Raw records:

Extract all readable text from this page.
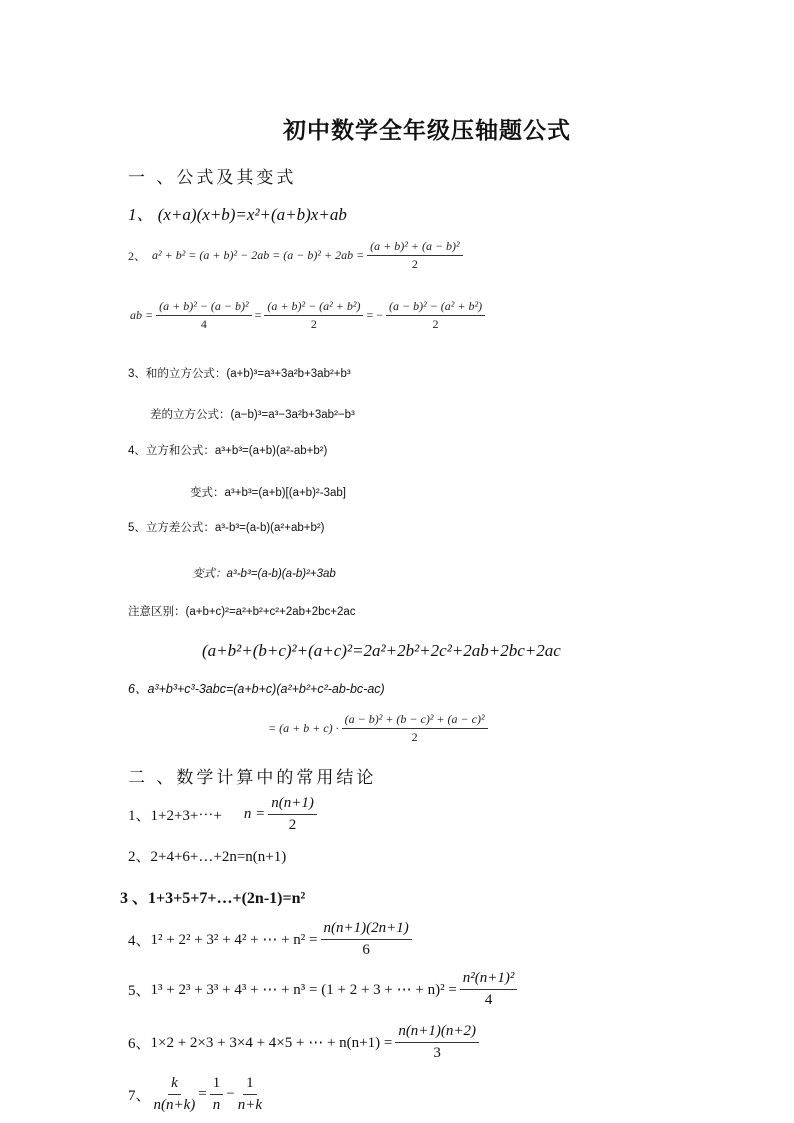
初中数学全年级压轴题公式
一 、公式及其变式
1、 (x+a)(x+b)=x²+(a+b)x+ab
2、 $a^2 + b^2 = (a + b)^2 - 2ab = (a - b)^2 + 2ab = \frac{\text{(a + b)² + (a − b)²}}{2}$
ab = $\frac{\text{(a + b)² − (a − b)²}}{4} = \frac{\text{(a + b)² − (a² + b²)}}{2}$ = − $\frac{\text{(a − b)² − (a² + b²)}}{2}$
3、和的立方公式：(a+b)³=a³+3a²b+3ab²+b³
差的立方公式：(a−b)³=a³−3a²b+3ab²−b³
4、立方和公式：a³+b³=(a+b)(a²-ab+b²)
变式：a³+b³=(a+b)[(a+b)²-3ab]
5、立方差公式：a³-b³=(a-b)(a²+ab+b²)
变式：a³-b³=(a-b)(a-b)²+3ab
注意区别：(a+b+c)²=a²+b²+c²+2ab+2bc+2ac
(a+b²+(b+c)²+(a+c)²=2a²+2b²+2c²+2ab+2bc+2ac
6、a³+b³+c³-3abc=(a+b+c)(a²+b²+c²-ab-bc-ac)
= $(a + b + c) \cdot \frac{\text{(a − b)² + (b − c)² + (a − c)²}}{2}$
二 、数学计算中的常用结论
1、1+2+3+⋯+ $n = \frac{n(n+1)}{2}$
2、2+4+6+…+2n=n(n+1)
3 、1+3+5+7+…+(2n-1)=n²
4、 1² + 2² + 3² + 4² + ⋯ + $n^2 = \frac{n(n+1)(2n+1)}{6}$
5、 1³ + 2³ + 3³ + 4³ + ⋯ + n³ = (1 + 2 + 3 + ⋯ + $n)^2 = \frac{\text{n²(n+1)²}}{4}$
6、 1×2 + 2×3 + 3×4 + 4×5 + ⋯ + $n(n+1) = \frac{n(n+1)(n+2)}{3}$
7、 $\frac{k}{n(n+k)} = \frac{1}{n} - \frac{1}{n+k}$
--
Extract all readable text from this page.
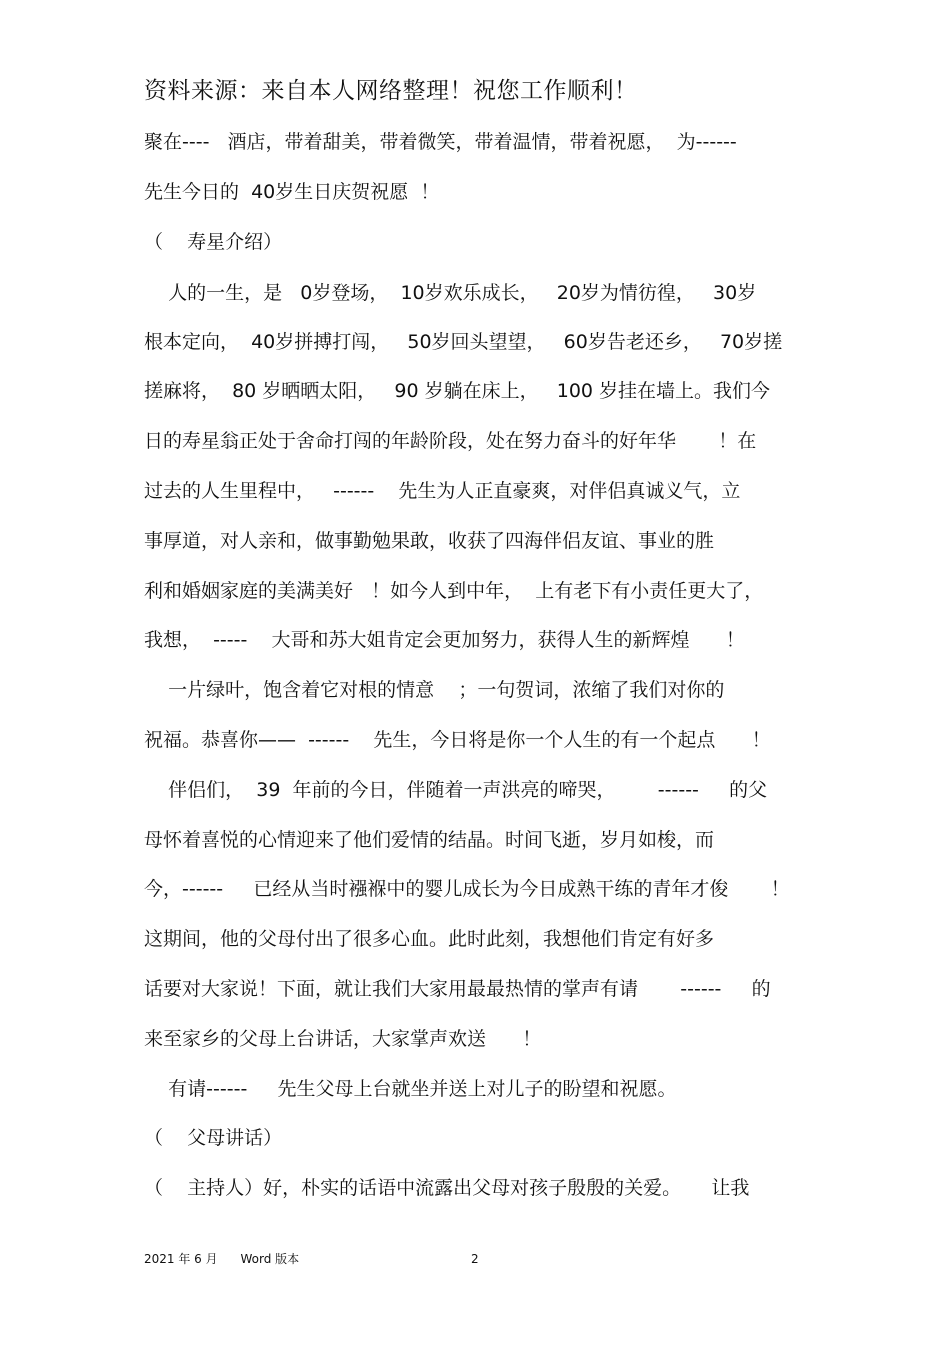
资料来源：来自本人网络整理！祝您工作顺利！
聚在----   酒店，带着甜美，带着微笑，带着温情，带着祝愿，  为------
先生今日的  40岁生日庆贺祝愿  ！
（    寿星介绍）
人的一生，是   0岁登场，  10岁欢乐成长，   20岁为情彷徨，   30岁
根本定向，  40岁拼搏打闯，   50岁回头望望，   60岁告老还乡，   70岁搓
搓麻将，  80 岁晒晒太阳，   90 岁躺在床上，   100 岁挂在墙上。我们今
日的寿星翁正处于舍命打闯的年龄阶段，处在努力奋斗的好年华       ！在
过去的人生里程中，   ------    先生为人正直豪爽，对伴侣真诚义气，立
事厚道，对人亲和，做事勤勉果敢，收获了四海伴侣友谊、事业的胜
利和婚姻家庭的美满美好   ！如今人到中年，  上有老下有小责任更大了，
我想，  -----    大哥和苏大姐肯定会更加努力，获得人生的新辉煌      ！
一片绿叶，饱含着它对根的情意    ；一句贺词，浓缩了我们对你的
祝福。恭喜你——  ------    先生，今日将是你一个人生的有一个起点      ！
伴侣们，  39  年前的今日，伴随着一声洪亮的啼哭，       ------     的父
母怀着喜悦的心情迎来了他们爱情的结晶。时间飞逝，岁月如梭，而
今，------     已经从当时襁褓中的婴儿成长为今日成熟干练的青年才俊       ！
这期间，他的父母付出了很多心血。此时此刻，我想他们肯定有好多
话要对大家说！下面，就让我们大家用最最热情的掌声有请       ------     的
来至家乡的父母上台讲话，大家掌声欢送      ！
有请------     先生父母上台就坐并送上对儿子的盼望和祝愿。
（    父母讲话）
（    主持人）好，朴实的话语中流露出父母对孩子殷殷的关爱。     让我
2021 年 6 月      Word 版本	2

Exercise description: Where a line holds "text", copy it out.

Answer to the problem:
Extract all readable text from this page.
2、 $a^2 + b^2 = (a + b)^2 - 2ab = (a - b)^2 + 2ab = \frac{\text{(a + b)² + (a − b)²}}{2}$
ab = $\frac{\text{(a + b)² − (a − b)²}}{4} = \frac{\text{(a + b)² − (a² + b²)}}{2}$ = − $\frac{\text{(a − b)² − (a² + b²)}}{2}$
= $(a + b + c) \cdot \frac{\text{(a − b)² + (b − c)² + (a − c)²}}{2}$
5、 1³ + 2³ + 3³ + 4³ + ⋯ + n³ = (1 + 2 + 3 + ⋯ + $n)^2 = \frac{\text{n²(n+1)²}}{4}$
Extract all readable text from this page.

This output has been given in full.